Copy each line below without leaving any out.

------------------------------

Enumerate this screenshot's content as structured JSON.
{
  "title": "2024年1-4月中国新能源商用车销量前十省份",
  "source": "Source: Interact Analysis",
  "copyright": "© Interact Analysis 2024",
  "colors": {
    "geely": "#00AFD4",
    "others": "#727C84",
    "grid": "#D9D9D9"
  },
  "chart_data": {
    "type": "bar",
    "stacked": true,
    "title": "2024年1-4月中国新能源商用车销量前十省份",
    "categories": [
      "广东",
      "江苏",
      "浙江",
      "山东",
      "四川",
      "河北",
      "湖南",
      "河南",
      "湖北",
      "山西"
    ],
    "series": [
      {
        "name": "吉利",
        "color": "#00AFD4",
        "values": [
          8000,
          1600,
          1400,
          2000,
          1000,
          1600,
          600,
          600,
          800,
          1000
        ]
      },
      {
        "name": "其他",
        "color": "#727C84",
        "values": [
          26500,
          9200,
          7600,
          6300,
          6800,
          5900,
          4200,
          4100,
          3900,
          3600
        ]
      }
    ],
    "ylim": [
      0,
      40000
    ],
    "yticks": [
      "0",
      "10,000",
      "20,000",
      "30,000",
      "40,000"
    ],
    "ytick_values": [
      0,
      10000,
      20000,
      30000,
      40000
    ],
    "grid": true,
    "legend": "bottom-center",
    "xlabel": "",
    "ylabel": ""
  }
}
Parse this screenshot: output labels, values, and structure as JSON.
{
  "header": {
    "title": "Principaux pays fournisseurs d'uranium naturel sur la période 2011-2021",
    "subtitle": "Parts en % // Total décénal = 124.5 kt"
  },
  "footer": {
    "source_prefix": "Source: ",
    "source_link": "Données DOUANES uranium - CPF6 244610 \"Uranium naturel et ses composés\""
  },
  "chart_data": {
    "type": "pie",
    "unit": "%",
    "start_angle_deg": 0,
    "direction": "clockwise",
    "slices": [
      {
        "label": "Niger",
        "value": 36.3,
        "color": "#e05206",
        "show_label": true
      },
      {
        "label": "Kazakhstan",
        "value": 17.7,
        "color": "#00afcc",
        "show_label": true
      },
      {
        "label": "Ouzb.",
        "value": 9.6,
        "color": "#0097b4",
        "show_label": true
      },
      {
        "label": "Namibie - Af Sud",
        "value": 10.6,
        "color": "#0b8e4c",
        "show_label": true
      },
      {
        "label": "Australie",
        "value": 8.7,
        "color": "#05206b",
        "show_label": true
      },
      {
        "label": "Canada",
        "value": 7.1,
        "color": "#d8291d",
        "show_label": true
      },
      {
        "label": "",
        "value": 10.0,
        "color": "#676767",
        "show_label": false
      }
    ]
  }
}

------------------------------

• _Task response_:
Enumerate this screenshot's content as structured JSON.
{
  "title": "2024年1-4月中国新能源商用车销量前十省份",
  "source": "Source: Interact Analysis",
  "copyright": "© Interact Analysis 2024",
  "colors": {
    "geely": "#00AFD4",
    "others": "#727C84",
    "grid": "#D9D9D9"
  },
  "chart_data": {
    "type": "bar",
    "stacked": true,
    "title": "2024年1-4月中国新能源商用车销量前十省份",
    "categories": [
      "广东",
      "江苏",
      "浙江",
      "山东",
      "四川",
      "河北",
      "湖南",
      "河南",
      "湖北",
      "山西"
    ],
    "series": [
      {
        "name": "吉利",
        "color": "#00AFD4",
        "values": [
          8000,
          1600,
          1400,
          2000,
          1000,
          1600,
          600,
          600,
          800,
          1000
        ]
      },
      {
        "name": "其他",
        "color": "#727C84",
        "values": [
          26500,
          9200,
          7600,
          6300,
          6800,
          5900,
          4200,
          4100,
          3900,
          3600
        ]
      }
    ],
    "ylim": [
      0,
      40000
    ],
    "yticks": [
      "0",
      "10,000",
      "20,000",
      "30,000",
      "40,000"
    ],
    "ytick_values": [
      0,
      10000,
      20000,
      30000,
      40000
    ],
    "grid": true,
    "legend": "bottom-center",
    "xlabel": "",
    "ylabel": ""
  }
}
Parse this screenshot: output labels, values, and structure as JSON.
{
  "header": {
    "title": "Principaux pays fournisseurs d'uranium naturel sur la période 2011-2021",
    "subtitle": "Parts en % // Total décénal = 124.5 kt"
  },
  "footer": {
    "source_prefix": "Source: ",
    "source_link": "Données DOUANES uranium - CPF6 244610 \"Uranium naturel et ses composés\""
  },
  "chart_data": {
    "type": "pie",
    "unit": "%",
    "start_angle_deg": 0,
    "direction": "clockwise",
    "slices": [
      {
        "label": "Niger",
        "value": 36.3,
        "color": "#e05206",
        "show_label": true
      },
      {
        "label": "Kazakhstan",
        "value": 17.7,
        "color": "#00afcc",
        "show_label": true
      },
      {
        "label": "Ouzb.",
        "value": 9.6,
        "color": "#0097b4",
        "show_label": true
      },
      {
        "label": "Namibie - Af Sud",
        "value": 10.6,
        "color": "#0b8e4c",
        "show_label": true
      },
      {
        "label": "Australie",
        "value": 8.7,
        "color": "#05206b",
        "show_label": true
      },
      {
        "label": "Canada",
        "value": 7.1,
        "color": "#d8291d",
        "show_label": true
      },
      {
        "label": "",
        "value": 10.0,
        "color": "#676767",
        "show_label": false
      }
    ]
  }
}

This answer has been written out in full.